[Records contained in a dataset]
= = = = =
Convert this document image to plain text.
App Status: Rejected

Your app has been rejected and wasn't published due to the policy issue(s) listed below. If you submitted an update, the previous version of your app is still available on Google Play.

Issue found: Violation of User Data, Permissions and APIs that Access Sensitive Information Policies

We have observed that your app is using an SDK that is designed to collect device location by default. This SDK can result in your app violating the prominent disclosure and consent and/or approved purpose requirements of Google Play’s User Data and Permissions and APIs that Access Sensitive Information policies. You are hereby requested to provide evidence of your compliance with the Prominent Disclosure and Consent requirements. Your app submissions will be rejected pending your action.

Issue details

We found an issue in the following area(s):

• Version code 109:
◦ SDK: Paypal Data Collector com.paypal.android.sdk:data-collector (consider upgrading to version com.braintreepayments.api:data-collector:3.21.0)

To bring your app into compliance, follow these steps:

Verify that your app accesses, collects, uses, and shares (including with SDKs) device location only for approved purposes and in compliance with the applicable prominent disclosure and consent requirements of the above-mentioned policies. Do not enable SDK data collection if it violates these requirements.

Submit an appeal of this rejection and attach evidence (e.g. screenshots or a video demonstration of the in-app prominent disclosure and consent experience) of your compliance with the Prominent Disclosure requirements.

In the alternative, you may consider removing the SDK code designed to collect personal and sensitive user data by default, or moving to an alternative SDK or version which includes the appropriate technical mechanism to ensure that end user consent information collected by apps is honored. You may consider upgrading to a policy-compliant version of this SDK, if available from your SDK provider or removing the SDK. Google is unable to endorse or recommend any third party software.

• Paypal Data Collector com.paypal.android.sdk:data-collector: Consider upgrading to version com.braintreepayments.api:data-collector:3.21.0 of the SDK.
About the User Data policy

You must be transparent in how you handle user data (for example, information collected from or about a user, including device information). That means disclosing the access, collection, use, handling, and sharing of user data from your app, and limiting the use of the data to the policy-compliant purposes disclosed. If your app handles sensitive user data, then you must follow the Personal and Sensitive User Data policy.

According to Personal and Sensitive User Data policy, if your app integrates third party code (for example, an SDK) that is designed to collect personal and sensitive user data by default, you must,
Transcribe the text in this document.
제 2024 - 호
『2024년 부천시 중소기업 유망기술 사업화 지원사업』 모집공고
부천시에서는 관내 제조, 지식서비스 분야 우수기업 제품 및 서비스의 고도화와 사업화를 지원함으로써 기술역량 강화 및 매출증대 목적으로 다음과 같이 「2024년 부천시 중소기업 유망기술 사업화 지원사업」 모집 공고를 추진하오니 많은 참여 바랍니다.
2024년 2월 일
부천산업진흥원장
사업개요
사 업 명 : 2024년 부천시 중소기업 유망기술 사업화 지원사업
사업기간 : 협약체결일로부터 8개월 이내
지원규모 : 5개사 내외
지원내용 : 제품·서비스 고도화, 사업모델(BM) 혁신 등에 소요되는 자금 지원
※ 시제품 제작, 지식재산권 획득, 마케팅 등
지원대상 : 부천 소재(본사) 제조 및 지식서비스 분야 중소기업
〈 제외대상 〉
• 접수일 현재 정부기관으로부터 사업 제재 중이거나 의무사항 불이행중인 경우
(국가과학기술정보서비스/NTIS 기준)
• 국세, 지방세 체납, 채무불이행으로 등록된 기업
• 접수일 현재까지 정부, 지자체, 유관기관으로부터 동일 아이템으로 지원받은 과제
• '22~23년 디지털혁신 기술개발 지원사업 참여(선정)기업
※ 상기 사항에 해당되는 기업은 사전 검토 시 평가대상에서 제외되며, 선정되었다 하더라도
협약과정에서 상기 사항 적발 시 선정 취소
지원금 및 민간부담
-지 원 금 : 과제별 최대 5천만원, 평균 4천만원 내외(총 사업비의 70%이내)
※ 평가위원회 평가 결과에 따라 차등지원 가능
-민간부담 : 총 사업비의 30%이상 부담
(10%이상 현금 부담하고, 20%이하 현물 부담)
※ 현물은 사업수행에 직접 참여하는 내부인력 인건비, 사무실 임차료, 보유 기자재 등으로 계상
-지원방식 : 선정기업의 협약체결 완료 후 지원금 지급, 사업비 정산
= = = = =
OBJECTIVE: Transcribe all entries exactly as they are given.

CORRECT RESULT:
Convert this document image to plain text.
App Status: Rejected

Your app has been rejected and wasn't published due to the policy issue(s) listed below. If you submitted an update, the previous version of your app is still available on Google Play.

Issue found: Violation of User Data, Permissions and APIs that Access Sensitive Information Policies

We have observed that your app is using an SDK that is designed to collect device location by default. This SDK can result in your app violating the prominent disclosure and consent and/or approved purpose requirements of Google Play’s User Data and Permissions and APIs that Access Sensitive Information policies. You are hereby requested to provide evidence of your compliance with the Prominent Disclosure and Consent requirements. Your app submissions will be rejected pending your action.

Issue details

We found an issue in the following area(s):

• Version code 109:
◦ SDK: Paypal Data Collector com.paypal.android.sdk:data-collector (consider upgrading to version com.braintreepayments.api:data-collector:3.21.0)

To bring your app into compliance, follow these steps:

Verify that your app accesses, collects, uses, and shares (including with SDKs) device location only for approved purposes and in compliance with the applicable prominent disclosure and consent requirements of the above-mentioned policies. Do not enable SDK data collection if it violates these requirements.

Submit an appeal of this rejection and attach evidence (e.g. screenshots or a video demonstration of the in-app prominent disclosure and consent experience) of your compliance with the Prominent Disclosure requirements.

In the alternative, you may consider removing the SDK code designed to collect personal and sensitive user data by default, or moving to an alternative SDK or version which includes the appropriate technical mechanism to ensure that end user consent information collected by apps is honored. You may consider upgrading to a policy-compliant version of this SDK, if available from your SDK provider or removing the SDK. Google is unable to endorse or recommend any third party software.

• Paypal Data Collector com.paypal.android.sdk:data-collector: Consider upgrading to version com.braintreepayments.api:data-collector:3.21.0 of the SDK.
About the User Data policy

You must be transparent in how you handle user data (for example, information collected from or about a user, including device information). That means disclosing the access, collection, use, handling, and sharing of user data from your app, and limiting the use of the data to the policy-compliant purposes disclosed. If your app handles sensitive user data, then you must follow the Personal and Sensitive User Data policy.

According to Personal and Sensitive User Data policy, if your app integrates third party code (for example, an SDK) that is designed to collect personal and sensitive user data by default, you must,
Transcribe the text in this document.
제 2024 - 호
『2024년 부천시 중소기업 유망기술 사업화 지원사업』 모집공고
부천시에서는 관내 제조, 지식서비스 분야 우수기업 제품 및 서비스의 고도화와 사업화를 지원함으로써 기술역량 강화 및 매출증대 목적으로 다음과 같이 「2024년 부천시 중소기업 유망기술 사업화 지원사업」 모집 공고를 추진하오니 많은 참여 바랍니다.
2024년 2월 일
부천산업진흥원장
사업개요
사 업 명 : 2024년 부천시 중소기업 유망기술 사업화 지원사업
사업기간 : 협약체결일로부터 8개월 이내
지원규모 : 5개사 내외
지원내용 : 제품·서비스 고도화, 사업모델(BM) 혁신 등에 소요되는 자금 지원
※ 시제품 제작, 지식재산권 획득, 마케팅 등
지원대상 : 부천 소재(본사) 제조 및 지식서비스 분야 중소기업
〈 제외대상 〉
• 접수일 현재 정부기관으로부터 사업 제재 중이거나 의무사항 불이행중인 경우
(국가과학기술정보서비스/NTIS 기준)
• 국세, 지방세 체납, 채무불이행으로 등록된 기업
• 접수일 현재까지 정부, 지자체, 유관기관으로부터 동일 아이템으로 지원받은 과제
• '22~23년 디지털혁신 기술개발 지원사업 참여(선정)기업
※ 상기 사항에 해당되는 기업은 사전 검토 시 평가대상에서 제외되며, 선정되었다 하더라도
협약과정에서 상기 사항 적발 시 선정 취소
지원금 및 민간부담
-지 원 금 : 과제별 최대 5천만원, 평균 4천만원 내외(총 사업비의 70%이내)
※ 평가위원회 평가 결과에 따라 차등지원 가능
-민간부담 : 총 사업비의 30%이상 부담
(10%이상 현금 부담하고, 20%이하 현물 부담)
※ 현물은 사업수행에 직접 참여하는 내부인력 인건비, 사무실 임차료, 보유 기자재 등으로 계상
-지원방식 : 선정기업의 협약체결 완료 후 지원금 지급, 사업비 정산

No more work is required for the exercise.